== EXERCISE REQUIREMENTS ==
Every record that follows must be duplicated exactly, with images left out.

Collection entries
_____
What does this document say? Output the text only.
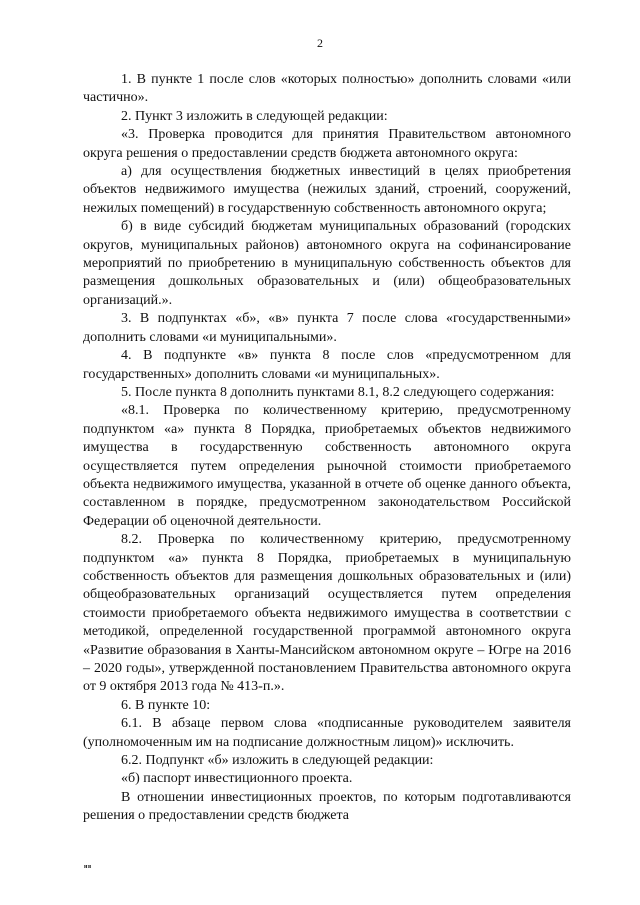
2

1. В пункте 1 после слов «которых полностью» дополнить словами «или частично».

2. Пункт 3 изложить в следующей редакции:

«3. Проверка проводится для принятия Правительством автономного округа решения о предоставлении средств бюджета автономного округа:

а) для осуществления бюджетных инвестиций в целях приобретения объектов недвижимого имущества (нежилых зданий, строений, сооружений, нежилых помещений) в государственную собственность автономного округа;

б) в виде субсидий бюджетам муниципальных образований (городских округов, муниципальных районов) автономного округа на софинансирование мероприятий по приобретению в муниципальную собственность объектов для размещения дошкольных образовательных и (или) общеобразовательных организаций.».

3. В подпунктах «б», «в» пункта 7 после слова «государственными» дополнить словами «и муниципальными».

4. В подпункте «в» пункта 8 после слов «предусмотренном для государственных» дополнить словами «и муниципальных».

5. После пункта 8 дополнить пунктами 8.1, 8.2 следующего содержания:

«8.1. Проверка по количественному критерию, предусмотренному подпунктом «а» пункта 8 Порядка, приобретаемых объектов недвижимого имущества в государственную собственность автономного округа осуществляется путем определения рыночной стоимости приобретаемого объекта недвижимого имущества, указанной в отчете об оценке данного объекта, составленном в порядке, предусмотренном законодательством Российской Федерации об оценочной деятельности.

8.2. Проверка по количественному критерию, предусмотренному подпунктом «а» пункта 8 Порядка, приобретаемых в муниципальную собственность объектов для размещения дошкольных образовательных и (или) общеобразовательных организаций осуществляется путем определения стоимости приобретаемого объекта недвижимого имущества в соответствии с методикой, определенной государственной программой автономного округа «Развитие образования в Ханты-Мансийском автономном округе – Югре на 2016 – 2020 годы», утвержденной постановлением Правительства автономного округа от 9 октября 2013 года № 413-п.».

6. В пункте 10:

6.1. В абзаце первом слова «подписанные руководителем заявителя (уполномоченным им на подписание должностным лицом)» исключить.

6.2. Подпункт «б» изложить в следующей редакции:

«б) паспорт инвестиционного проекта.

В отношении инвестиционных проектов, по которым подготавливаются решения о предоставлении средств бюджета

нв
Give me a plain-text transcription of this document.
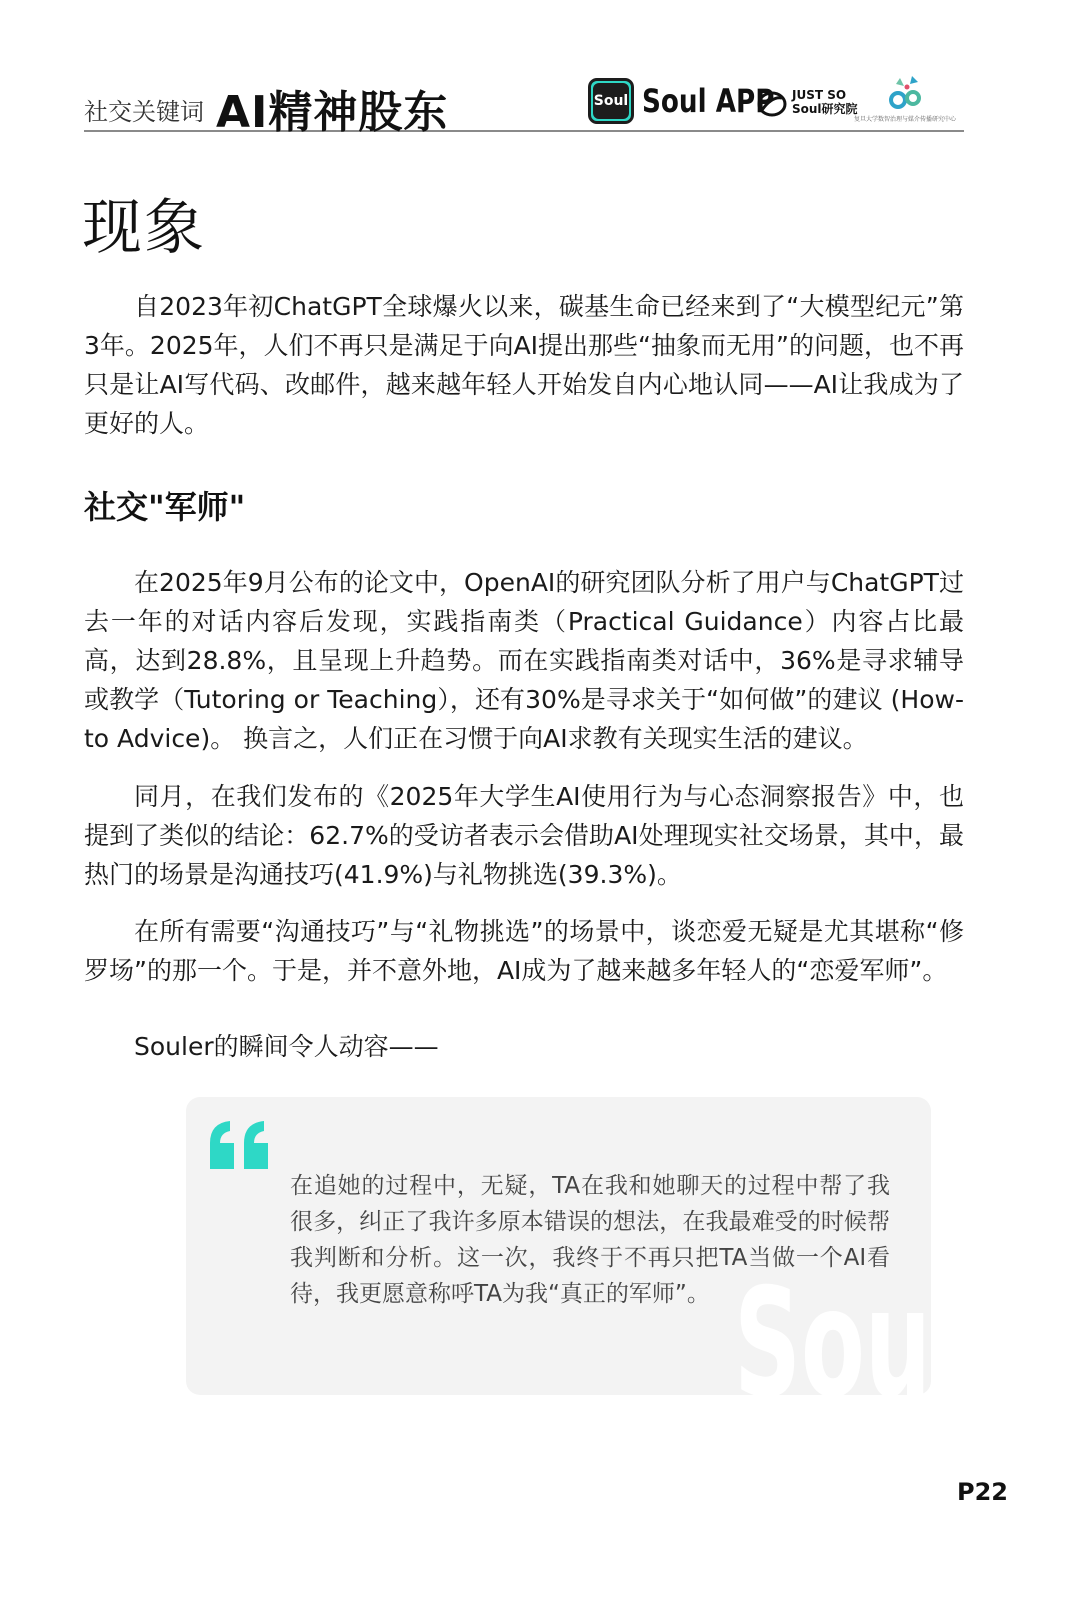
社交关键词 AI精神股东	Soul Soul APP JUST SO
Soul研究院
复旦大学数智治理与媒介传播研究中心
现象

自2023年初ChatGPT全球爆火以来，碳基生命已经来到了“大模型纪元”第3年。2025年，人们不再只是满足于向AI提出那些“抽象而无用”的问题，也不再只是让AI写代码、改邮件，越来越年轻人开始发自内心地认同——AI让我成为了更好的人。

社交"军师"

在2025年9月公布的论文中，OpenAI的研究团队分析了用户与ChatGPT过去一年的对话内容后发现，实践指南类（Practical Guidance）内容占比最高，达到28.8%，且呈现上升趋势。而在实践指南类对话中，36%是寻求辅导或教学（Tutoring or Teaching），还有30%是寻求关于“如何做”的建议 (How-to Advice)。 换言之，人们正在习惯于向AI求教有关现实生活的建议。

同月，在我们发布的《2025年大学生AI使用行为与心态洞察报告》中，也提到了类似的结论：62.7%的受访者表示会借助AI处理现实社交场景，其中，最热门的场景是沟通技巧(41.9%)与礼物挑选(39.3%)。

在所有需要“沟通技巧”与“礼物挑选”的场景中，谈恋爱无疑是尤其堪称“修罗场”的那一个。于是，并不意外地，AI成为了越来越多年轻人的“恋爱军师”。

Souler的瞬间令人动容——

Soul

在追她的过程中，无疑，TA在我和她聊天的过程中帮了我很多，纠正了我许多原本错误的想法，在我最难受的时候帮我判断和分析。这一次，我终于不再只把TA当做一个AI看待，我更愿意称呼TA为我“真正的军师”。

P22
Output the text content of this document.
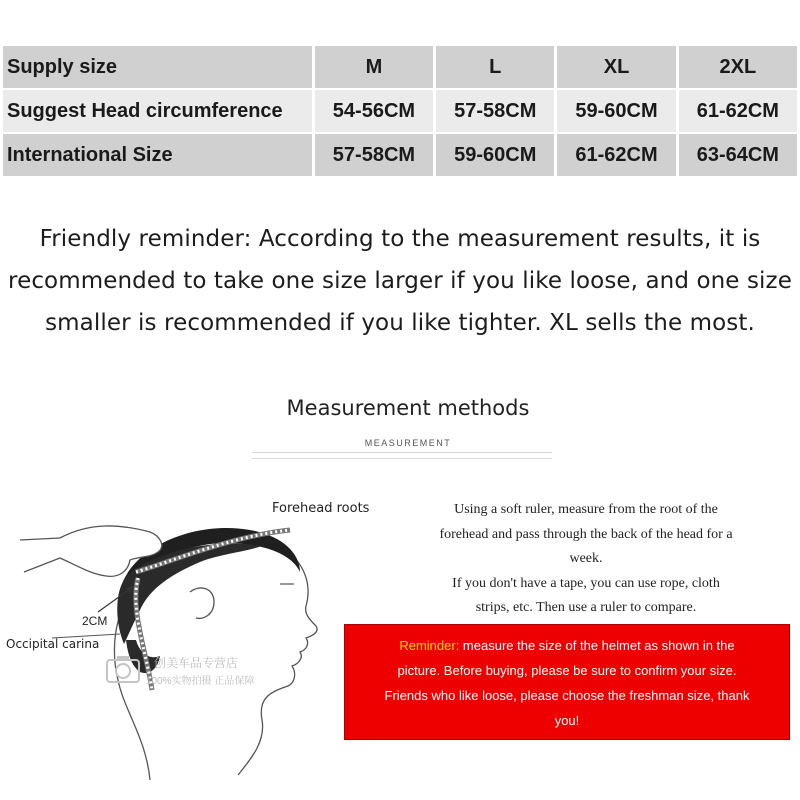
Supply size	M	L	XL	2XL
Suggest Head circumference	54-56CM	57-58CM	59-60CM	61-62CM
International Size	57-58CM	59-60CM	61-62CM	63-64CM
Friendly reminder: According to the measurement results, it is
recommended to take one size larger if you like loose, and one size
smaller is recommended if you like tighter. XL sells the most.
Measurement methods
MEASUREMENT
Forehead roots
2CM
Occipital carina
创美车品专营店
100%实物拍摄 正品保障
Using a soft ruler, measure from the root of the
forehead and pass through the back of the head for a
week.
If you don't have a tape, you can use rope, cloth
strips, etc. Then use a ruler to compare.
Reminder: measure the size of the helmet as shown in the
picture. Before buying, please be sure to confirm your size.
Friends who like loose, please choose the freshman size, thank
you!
_____
== CORRECT RESPONSE ==
What does this document say? Output the text only.
2

1. В пункте 1 после слов «которых полностью» дополнить словами «или частично».

2. Пункт 3 изложить в следующей редакции:

«3. Проверка проводится для принятия Правительством автономного округа решения о предоставлении средств бюджета автономного округа:

а) для осуществления бюджетных инвестиций в целях приобретения объектов недвижимого имущества (нежилых зданий, строений, сооружений, нежилых помещений) в государственную собственность автономного округа;

б) в виде субсидий бюджетам муниципальных образований (городских округов, муниципальных районов) автономного округа на софинансирование мероприятий по приобретению в муниципальную собственность объектов для размещения дошкольных образовательных и (или) общеобразовательных организаций.».

3. В подпунктах «б», «в» пункта 7 после слова «государственными» дополнить словами «и муниципальными».

4. В подпункте «в» пункта 8 после слов «предусмотренном для государственных» дополнить словами «и муниципальных».

5. После пункта 8 дополнить пунктами 8.1, 8.2 следующего содержания:

«8.1. Проверка по количественному критерию, предусмотренному подпунктом «а» пункта 8 Порядка, приобретаемых объектов недвижимого имущества в государственную собственность автономного округа осуществляется путем определения рыночной стоимости приобретаемого объекта недвижимого имущества, указанной в отчете об оценке данного объекта, составленном в порядке, предусмотренном законодательством Российской Федерации об оценочной деятельности.

8.2. Проверка по количественному критерию, предусмотренному подпунктом «а» пункта 8 Порядка, приобретаемых в муниципальную собственность объектов для размещения дошкольных образовательных и (или) общеобразовательных организаций осуществляется путем определения стоимости приобретаемого объекта недвижимого имущества в соответствии с методикой, определенной государственной программой автономного округа «Развитие образования в Ханты-Мансийском автономном округе – Югре на 2016 – 2020 годы», утвержденной постановлением Правительства автономного округа от 9 октября 2013 года № 413-п.».

6. В пункте 10:

6.1. В абзаце первом слова «подписанные руководителем заявителя (уполномоченным им на подписание должностным лицом)» исключить.

6.2. Подпункт «б» изложить в следующей редакции:

«б) паспорт инвестиционного проекта.

В отношении инвестиционных проектов, по которым подготавливаются решения о предоставлении средств бюджета

нв
Give me a plain-text transcription of this document.
社交关键词 AI精神股东	Soul Soul APP JUST SO
Soul研究院
复旦大学数智治理与媒介传播研究中心
现象

自2023年初ChatGPT全球爆火以来，碳基生命已经来到了“大模型纪元”第3年。2025年，人们不再只是满足于向AI提出那些“抽象而无用”的问题，也不再只是让AI写代码、改邮件，越来越年轻人开始发自内心地认同——AI让我成为了更好的人。

社交"军师"

在2025年9月公布的论文中，OpenAI的研究团队分析了用户与ChatGPT过去一年的对话内容后发现，实践指南类（Practical Guidance）内容占比最高，达到28.8%，且呈现上升趋势。而在实践指南类对话中，36%是寻求辅导或教学（Tutoring or Teaching），还有30%是寻求关于“如何做”的建议 (How-to Advice)。 换言之，人们正在习惯于向AI求教有关现实生活的建议。

同月，在我们发布的《2025年大学生AI使用行为与心态洞察报告》中，也提到了类似的结论：62.7%的受访者表示会借助AI处理现实社交场景，其中，最热门的场景是沟通技巧(41.9%)与礼物挑选(39.3%)。

在所有需要“沟通技巧”与“礼物挑选”的场景中，谈恋爱无疑是尤其堪称“修罗场”的那一个。于是，并不意外地，AI成为了越来越多年轻人的“恋爱军师”。

Souler的瞬间令人动容——

Soul

在追她的过程中，无疑，TA在我和她聊天的过程中帮了我很多，纠正了我许多原本错误的想法，在我最难受的时候帮我判断和分析。这一次，我终于不再只把TA当做一个AI看待，我更愿意称呼TA为我“真正的军师”。

P22
Output the text content of this document.
Supply size	M	L	XL	2XL
Suggest Head circumference	54-56CM	57-58CM	59-60CM	61-62CM
International Size	57-58CM	59-60CM	61-62CM	63-64CM
Friendly reminder: According to the measurement results, it is
recommended to take one size larger if you like loose, and one size
smaller is recommended if you like tighter. XL sells the most.
Measurement methods
MEASUREMENT
Forehead roots
2CM
Occipital carina
创美车品专营店
100%实物拍摄 正品保障
Using a soft ruler, measure from the root of the
forehead and pass through the back of the head for a
week.
If you don't have a tape, you can use rope, cloth
strips, etc. Then use a ruler to compare.
Reminder: measure the size of the helmet as shown in the
picture. Before buying, please be sure to confirm your size.
Friends who like loose, please choose the freshman size, thank
you!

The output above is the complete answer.